▸ TASK
All records below must be retyped exactly.

• • • • • • •

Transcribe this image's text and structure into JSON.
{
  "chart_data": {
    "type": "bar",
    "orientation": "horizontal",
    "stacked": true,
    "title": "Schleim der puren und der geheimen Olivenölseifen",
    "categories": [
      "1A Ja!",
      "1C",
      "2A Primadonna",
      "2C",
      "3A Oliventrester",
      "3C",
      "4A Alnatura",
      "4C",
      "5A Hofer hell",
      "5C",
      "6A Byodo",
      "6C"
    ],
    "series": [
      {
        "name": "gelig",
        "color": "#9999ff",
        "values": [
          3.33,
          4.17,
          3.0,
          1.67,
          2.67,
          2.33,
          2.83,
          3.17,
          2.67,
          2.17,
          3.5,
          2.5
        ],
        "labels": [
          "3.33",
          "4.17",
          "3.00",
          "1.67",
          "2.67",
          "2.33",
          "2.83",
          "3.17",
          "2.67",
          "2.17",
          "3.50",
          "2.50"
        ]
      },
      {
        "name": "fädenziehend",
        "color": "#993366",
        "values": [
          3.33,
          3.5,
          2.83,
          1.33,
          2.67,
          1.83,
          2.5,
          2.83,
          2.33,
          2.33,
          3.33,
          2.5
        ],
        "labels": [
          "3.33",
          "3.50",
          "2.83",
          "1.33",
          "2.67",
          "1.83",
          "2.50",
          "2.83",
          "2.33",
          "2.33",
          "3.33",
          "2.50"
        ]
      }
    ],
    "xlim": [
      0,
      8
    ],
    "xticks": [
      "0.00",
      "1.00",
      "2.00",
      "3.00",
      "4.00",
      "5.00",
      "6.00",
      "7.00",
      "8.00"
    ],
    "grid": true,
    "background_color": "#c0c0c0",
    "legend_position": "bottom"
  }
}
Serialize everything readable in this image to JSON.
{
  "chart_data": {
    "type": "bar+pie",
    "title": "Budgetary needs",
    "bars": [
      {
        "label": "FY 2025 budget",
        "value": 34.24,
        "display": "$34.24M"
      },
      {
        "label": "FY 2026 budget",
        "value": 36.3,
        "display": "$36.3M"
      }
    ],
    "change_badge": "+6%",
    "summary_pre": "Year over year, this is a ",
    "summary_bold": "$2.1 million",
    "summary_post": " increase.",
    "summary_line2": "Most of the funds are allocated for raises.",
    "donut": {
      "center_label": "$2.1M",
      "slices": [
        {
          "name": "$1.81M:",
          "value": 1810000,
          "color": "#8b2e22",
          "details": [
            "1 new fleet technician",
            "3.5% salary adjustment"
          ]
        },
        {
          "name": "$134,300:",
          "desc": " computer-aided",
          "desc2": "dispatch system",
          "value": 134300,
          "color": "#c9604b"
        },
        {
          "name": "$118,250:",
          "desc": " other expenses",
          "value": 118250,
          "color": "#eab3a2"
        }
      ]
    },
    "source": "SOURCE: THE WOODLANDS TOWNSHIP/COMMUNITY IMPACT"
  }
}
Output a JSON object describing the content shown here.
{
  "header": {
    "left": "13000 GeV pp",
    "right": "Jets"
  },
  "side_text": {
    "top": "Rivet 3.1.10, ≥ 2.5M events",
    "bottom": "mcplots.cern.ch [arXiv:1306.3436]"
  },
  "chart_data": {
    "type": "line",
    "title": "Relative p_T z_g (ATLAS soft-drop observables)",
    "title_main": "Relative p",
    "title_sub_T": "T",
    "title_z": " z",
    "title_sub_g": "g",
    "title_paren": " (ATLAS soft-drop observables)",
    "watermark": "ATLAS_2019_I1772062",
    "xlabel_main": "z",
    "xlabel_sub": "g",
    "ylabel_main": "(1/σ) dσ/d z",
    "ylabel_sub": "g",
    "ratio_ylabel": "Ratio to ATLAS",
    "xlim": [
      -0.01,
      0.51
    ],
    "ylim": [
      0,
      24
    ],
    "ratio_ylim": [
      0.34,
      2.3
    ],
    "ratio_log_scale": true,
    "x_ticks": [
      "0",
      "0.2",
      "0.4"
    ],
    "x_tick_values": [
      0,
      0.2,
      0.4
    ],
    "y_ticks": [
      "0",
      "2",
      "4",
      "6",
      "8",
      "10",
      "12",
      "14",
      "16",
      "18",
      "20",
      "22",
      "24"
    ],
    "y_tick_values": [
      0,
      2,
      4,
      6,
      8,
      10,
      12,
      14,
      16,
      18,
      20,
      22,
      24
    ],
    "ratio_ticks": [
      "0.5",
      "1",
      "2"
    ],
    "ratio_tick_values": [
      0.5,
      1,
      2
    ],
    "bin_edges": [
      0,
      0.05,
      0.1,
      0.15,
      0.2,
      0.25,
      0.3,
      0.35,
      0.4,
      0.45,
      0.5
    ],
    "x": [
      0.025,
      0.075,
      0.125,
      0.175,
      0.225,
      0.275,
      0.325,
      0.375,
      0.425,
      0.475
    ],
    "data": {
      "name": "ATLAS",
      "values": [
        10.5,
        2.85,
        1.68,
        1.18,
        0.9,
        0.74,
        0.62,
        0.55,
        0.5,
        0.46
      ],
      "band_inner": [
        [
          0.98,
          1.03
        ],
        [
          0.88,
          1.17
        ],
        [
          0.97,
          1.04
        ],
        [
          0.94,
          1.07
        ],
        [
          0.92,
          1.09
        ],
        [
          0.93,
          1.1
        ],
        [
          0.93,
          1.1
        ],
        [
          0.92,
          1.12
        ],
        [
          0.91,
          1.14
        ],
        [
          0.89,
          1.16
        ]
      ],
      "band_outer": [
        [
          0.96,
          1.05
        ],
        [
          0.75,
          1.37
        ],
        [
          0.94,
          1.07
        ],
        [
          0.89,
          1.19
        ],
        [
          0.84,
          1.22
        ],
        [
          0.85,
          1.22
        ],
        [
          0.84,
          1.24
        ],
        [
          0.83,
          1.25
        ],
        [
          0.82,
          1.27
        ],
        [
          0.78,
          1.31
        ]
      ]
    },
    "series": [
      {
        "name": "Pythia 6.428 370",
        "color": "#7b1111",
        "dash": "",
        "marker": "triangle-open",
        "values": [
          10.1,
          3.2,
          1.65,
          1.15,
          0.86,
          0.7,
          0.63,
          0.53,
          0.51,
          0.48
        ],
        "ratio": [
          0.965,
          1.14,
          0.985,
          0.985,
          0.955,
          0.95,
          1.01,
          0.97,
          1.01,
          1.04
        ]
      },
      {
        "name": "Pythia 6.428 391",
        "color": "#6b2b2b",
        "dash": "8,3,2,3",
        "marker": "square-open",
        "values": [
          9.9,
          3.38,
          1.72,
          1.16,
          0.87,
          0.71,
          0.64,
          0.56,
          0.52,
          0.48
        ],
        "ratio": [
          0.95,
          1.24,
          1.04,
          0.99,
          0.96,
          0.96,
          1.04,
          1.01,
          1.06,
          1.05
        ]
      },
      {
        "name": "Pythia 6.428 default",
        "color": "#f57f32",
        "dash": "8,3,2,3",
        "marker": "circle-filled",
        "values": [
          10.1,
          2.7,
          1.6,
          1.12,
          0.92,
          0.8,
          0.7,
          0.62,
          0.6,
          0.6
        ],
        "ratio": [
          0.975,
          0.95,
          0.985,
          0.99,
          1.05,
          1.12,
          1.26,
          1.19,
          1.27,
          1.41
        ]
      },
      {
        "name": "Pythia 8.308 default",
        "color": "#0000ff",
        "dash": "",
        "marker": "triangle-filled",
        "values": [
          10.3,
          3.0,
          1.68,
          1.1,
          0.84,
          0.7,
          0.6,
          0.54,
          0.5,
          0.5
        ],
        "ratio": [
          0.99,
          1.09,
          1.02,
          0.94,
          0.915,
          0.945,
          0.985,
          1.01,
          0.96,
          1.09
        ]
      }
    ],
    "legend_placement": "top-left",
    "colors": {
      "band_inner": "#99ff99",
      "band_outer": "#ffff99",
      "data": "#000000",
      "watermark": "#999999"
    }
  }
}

• • • • • • •

▸ RESPONSE TO THIS TASK
Transcribe this image's text and structure into JSON.
{
  "chart_data": {
    "type": "bar",
    "orientation": "horizontal",
    "stacked": true,
    "title": "Schleim der puren und der geheimen Olivenölseifen",
    "categories": [
      "1A Ja!",
      "1C",
      "2A Primadonna",
      "2C",
      "3A Oliventrester",
      "3C",
      "4A Alnatura",
      "4C",
      "5A Hofer hell",
      "5C",
      "6A Byodo",
      "6C"
    ],
    "series": [
      {
        "name": "gelig",
        "color": "#9999ff",
        "values": [
          3.33,
          4.17,
          3.0,
          1.67,
          2.67,
          2.33,
          2.83,
          3.17,
          2.67,
          2.17,
          3.5,
          2.5
        ],
        "labels": [
          "3.33",
          "4.17",
          "3.00",
          "1.67",
          "2.67",
          "2.33",
          "2.83",
          "3.17",
          "2.67",
          "2.17",
          "3.50",
          "2.50"
        ]
      },
      {
        "name": "fädenziehend",
        "color": "#993366",
        "values": [
          3.33,
          3.5,
          2.83,
          1.33,
          2.67,
          1.83,
          2.5,
          2.83,
          2.33,
          2.33,
          3.33,
          2.5
        ],
        "labels": [
          "3.33",
          "3.50",
          "2.83",
          "1.33",
          "2.67",
          "1.83",
          "2.50",
          "2.83",
          "2.33",
          "2.33",
          "3.33",
          "2.50"
        ]
      }
    ],
    "xlim": [
      0,
      8
    ],
    "xticks": [
      "0.00",
      "1.00",
      "2.00",
      "3.00",
      "4.00",
      "5.00",
      "6.00",
      "7.00",
      "8.00"
    ],
    "grid": true,
    "background_color": "#c0c0c0",
    "legend_position": "bottom"
  }
}
Serialize everything readable in this image to JSON.
{
  "chart_data": {
    "type": "bar+pie",
    "title": "Budgetary needs",
    "bars": [
      {
        "label": "FY 2025 budget",
        "value": 34.24,
        "display": "$34.24M"
      },
      {
        "label": "FY 2026 budget",
        "value": 36.3,
        "display": "$36.3M"
      }
    ],
    "change_badge": "+6%",
    "summary_pre": "Year over year, this is a ",
    "summary_bold": "$2.1 million",
    "summary_post": " increase.",
    "summary_line2": "Most of the funds are allocated for raises.",
    "donut": {
      "center_label": "$2.1M",
      "slices": [
        {
          "name": "$1.81M:",
          "value": 1810000,
          "color": "#8b2e22",
          "details": [
            "1 new fleet technician",
            "3.5% salary adjustment"
          ]
        },
        {
          "name": "$134,300:",
          "desc": " computer-aided",
          "desc2": "dispatch system",
          "value": 134300,
          "color": "#c9604b"
        },
        {
          "name": "$118,250:",
          "desc": " other expenses",
          "value": 118250,
          "color": "#eab3a2"
        }
      ]
    },
    "source": "SOURCE: THE WOODLANDS TOWNSHIP/COMMUNITY IMPACT"
  }
}
Output a JSON object describing the content shown here.
{
  "header": {
    "left": "13000 GeV pp",
    "right": "Jets"
  },
  "side_text": {
    "top": "Rivet 3.1.10, ≥ 2.5M events",
    "bottom": "mcplots.cern.ch [arXiv:1306.3436]"
  },
  "chart_data": {
    "type": "line",
    "title": "Relative p_T z_g (ATLAS soft-drop observables)",
    "title_main": "Relative p",
    "title_sub_T": "T",
    "title_z": " z",
    "title_sub_g": "g",
    "title_paren": " (ATLAS soft-drop observables)",
    "watermark": "ATLAS_2019_I1772062",
    "xlabel_main": "z",
    "xlabel_sub": "g",
    "ylabel_main": "(1/σ) dσ/d z",
    "ylabel_sub": "g",
    "ratio_ylabel": "Ratio to ATLAS",
    "xlim": [
      -0.01,
      0.51
    ],
    "ylim": [
      0,
      24
    ],
    "ratio_ylim": [
      0.34,
      2.3
    ],
    "ratio_log_scale": true,
    "x_ticks": [
      "0",
      "0.2",
      "0.4"
    ],
    "x_tick_values": [
      0,
      0.2,
      0.4
    ],
    "y_ticks": [
      "0",
      "2",
      "4",
      "6",
      "8",
      "10",
      "12",
      "14",
      "16",
      "18",
      "20",
      "22",
      "24"
    ],
    "y_tick_values": [
      0,
      2,
      4,
      6,
      8,
      10,
      12,
      14,
      16,
      18,
      20,
      22,
      24
    ],
    "ratio_ticks": [
      "0.5",
      "1",
      "2"
    ],
    "ratio_tick_values": [
      0.5,
      1,
      2
    ],
    "bin_edges": [
      0,
      0.05,
      0.1,
      0.15,
      0.2,
      0.25,
      0.3,
      0.35,
      0.4,
      0.45,
      0.5
    ],
    "x": [
      0.025,
      0.075,
      0.125,
      0.175,
      0.225,
      0.275,
      0.325,
      0.375,
      0.425,
      0.475
    ],
    "data": {
      "name": "ATLAS",
      "values": [
        10.5,
        2.85,
        1.68,
        1.18,
        0.9,
        0.74,
        0.62,
        0.55,
        0.5,
        0.46
      ],
      "band_inner": [
        [
          0.98,
          1.03
        ],
        [
          0.88,
          1.17
        ],
        [
          0.97,
          1.04
        ],
        [
          0.94,
          1.07
        ],
        [
          0.92,
          1.09
        ],
        [
          0.93,
          1.1
        ],
        [
          0.93,
          1.1
        ],
        [
          0.92,
          1.12
        ],
        [
          0.91,
          1.14
        ],
        [
          0.89,
          1.16
        ]
      ],
      "band_outer": [
        [
          0.96,
          1.05
        ],
        [
          0.75,
          1.37
        ],
        [
          0.94,
          1.07
        ],
        [
          0.89,
          1.19
        ],
        [
          0.84,
          1.22
        ],
        [
          0.85,
          1.22
        ],
        [
          0.84,
          1.24
        ],
        [
          0.83,
          1.25
        ],
        [
          0.82,
          1.27
        ],
        [
          0.78,
          1.31
        ]
      ]
    },
    "series": [
      {
        "name": "Pythia 6.428 370",
        "color": "#7b1111",
        "dash": "",
        "marker": "triangle-open",
        "values": [
          10.1,
          3.2,
          1.65,
          1.15,
          0.86,
          0.7,
          0.63,
          0.53,
          0.51,
          0.48
        ],
        "ratio": [
          0.965,
          1.14,
          0.985,
          0.985,
          0.955,
          0.95,
          1.01,
          0.97,
          1.01,
          1.04
        ]
      },
      {
        "name": "Pythia 6.428 391",
        "color": "#6b2b2b",
        "dash": "8,3,2,3",
        "marker": "square-open",
        "values": [
          9.9,
          3.38,
          1.72,
          1.16,
          0.87,
          0.71,
          0.64,
          0.56,
          0.52,
          0.48
        ],
        "ratio": [
          0.95,
          1.24,
          1.04,
          0.99,
          0.96,
          0.96,
          1.04,
          1.01,
          1.06,
          1.05
        ]
      },
      {
        "name": "Pythia 6.428 default",
        "color": "#f57f32",
        "dash": "8,3,2,3",
        "marker": "circle-filled",
        "values": [
          10.1,
          2.7,
          1.6,
          1.12,
          0.92,
          0.8,
          0.7,
          0.62,
          0.6,
          0.6
        ],
        "ratio": [
          0.975,
          0.95,
          0.985,
          0.99,
          1.05,
          1.12,
          1.26,
          1.19,
          1.27,
          1.41
        ]
      },
      {
        "name": "Pythia 8.308 default",
        "color": "#0000ff",
        "dash": "",
        "marker": "triangle-filled",
        "values": [
          10.3,
          3.0,
          1.68,
          1.1,
          0.84,
          0.7,
          0.6,
          0.54,
          0.5,
          0.5
        ],
        "ratio": [
          0.99,
          1.09,
          1.02,
          0.94,
          0.915,
          0.945,
          0.985,
          1.01,
          0.96,
          1.09
        ]
      }
    ],
    "legend_placement": "top-left",
    "colors": {
      "band_inner": "#99ff99",
      "band_outer": "#ffff99",
      "data": "#000000",
      "watermark": "#999999"
    }
  }
}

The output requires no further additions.